◆ **Aim of the task**
Count every line below in which "linearity" occurs, then give only the count.

[Data entries for graphics]
· · · · ·
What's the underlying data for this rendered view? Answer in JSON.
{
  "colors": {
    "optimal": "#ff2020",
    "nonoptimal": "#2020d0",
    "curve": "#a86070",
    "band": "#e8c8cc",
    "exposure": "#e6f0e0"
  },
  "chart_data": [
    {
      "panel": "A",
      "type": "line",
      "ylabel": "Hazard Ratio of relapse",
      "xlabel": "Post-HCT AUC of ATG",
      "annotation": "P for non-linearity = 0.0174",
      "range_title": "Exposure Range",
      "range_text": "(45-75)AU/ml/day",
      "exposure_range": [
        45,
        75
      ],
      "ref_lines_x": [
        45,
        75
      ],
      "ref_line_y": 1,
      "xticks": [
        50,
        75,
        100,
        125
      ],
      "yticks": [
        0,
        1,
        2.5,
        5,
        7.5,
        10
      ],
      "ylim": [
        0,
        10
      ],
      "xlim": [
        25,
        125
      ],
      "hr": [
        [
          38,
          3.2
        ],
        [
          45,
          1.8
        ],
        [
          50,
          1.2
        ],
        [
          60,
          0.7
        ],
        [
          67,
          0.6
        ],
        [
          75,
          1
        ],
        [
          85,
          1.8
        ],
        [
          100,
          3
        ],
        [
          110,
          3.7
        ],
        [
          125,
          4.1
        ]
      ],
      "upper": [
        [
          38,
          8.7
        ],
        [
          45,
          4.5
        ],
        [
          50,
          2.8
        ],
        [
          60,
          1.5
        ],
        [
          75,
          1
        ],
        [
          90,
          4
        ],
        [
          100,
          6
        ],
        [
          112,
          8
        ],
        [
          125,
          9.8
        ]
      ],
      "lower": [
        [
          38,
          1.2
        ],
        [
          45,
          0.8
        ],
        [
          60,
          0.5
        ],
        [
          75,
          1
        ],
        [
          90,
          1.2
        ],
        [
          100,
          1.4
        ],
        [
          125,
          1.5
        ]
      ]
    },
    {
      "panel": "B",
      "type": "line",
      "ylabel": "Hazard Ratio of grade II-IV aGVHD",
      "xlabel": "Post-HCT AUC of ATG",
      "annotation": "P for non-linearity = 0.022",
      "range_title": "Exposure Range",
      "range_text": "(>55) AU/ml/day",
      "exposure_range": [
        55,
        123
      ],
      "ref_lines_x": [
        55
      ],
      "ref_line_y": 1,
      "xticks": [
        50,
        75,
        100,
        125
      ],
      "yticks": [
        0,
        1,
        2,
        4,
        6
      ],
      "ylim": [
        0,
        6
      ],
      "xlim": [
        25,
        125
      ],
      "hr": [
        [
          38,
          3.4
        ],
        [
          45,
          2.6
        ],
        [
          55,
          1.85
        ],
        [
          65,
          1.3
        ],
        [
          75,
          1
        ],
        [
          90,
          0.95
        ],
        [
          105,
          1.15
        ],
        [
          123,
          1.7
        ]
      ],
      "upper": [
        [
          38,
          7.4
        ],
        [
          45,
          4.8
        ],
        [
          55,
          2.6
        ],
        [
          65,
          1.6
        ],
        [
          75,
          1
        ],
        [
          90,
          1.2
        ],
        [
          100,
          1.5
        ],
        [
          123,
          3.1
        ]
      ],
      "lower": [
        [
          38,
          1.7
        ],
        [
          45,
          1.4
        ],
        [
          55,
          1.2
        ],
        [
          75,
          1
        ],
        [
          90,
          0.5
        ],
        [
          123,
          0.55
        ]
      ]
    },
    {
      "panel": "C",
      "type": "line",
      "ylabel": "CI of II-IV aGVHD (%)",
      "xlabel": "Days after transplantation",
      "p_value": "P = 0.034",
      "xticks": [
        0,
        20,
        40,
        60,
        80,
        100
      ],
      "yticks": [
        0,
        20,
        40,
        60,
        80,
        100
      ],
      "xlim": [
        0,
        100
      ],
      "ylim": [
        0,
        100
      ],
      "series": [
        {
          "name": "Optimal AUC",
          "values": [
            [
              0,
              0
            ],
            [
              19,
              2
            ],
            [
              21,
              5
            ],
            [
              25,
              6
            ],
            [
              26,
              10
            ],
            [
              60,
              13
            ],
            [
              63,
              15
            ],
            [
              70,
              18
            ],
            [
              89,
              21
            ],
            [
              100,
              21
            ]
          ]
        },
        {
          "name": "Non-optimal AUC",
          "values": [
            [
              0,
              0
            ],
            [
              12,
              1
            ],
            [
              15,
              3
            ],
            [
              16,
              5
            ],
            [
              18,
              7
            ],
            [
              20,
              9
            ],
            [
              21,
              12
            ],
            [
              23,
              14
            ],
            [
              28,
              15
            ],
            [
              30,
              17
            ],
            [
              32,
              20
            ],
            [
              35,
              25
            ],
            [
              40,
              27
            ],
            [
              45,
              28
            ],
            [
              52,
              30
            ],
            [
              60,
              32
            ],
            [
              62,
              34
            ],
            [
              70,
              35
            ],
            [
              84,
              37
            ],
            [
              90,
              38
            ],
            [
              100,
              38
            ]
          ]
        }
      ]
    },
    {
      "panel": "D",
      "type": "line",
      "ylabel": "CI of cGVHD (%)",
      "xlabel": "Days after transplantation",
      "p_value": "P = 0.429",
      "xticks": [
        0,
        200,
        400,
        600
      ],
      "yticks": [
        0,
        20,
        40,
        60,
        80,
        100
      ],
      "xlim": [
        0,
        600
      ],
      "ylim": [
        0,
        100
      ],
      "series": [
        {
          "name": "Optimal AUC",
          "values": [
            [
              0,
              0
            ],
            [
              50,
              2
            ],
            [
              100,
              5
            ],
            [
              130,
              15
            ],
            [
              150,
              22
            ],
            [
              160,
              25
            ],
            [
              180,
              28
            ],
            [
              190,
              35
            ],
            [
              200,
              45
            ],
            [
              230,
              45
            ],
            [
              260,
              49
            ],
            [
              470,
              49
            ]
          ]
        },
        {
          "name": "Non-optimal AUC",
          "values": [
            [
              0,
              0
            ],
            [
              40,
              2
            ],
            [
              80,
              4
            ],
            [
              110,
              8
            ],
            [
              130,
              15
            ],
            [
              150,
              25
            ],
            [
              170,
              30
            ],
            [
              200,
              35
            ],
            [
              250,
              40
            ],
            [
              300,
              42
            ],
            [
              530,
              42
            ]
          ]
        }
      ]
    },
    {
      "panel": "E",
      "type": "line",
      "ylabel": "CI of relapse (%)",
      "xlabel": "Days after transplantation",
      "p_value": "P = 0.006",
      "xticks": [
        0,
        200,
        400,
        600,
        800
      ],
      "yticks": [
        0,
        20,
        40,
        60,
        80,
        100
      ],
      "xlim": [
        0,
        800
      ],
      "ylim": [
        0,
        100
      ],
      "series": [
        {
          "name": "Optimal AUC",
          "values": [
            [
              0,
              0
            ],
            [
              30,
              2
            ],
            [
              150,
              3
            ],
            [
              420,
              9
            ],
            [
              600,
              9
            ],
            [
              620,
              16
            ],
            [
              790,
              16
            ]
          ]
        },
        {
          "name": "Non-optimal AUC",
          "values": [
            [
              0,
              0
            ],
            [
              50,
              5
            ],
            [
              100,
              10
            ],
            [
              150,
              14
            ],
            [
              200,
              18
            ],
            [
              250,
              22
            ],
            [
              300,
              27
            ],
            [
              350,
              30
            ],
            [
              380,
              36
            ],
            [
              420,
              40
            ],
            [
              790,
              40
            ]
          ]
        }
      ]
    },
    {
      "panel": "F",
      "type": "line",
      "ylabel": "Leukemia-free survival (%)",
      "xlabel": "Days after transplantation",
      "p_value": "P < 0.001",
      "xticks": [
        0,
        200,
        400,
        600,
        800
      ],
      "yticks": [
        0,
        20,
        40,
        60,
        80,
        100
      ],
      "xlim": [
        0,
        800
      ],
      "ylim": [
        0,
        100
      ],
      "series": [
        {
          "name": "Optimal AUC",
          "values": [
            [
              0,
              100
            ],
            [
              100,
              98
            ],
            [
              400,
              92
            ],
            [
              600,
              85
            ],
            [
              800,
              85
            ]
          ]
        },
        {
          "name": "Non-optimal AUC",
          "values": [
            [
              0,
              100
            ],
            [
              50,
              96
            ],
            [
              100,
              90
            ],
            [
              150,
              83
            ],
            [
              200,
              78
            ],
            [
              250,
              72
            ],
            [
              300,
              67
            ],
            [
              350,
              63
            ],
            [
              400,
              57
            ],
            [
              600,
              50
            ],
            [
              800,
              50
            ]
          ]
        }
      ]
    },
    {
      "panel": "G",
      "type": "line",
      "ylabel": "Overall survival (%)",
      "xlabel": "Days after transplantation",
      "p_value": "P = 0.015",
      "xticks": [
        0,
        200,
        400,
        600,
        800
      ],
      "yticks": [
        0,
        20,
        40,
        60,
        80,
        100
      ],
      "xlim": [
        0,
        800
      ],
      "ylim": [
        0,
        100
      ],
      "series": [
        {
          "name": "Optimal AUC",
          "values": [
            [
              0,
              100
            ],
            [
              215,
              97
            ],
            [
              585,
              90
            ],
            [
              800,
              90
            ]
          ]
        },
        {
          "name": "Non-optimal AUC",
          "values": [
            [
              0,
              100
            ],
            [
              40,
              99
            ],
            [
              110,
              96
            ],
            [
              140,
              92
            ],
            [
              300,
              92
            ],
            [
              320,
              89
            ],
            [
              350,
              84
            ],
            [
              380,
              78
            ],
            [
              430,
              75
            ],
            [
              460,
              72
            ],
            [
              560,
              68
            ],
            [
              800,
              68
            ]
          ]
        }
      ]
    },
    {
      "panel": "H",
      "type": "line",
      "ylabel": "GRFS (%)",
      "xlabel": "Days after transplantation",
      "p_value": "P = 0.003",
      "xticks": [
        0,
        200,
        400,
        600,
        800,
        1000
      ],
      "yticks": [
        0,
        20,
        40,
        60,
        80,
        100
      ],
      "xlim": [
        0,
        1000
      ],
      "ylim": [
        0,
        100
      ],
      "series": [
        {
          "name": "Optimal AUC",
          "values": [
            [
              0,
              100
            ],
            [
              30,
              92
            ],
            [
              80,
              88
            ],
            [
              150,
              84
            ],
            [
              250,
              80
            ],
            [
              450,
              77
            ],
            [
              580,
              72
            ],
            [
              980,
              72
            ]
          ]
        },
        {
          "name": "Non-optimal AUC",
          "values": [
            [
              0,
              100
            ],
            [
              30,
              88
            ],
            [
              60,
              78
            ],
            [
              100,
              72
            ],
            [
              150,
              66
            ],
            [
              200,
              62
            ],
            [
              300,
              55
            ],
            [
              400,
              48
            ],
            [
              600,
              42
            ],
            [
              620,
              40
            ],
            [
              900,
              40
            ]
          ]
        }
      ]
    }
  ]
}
· · · · ·
◆ **Task solution**
2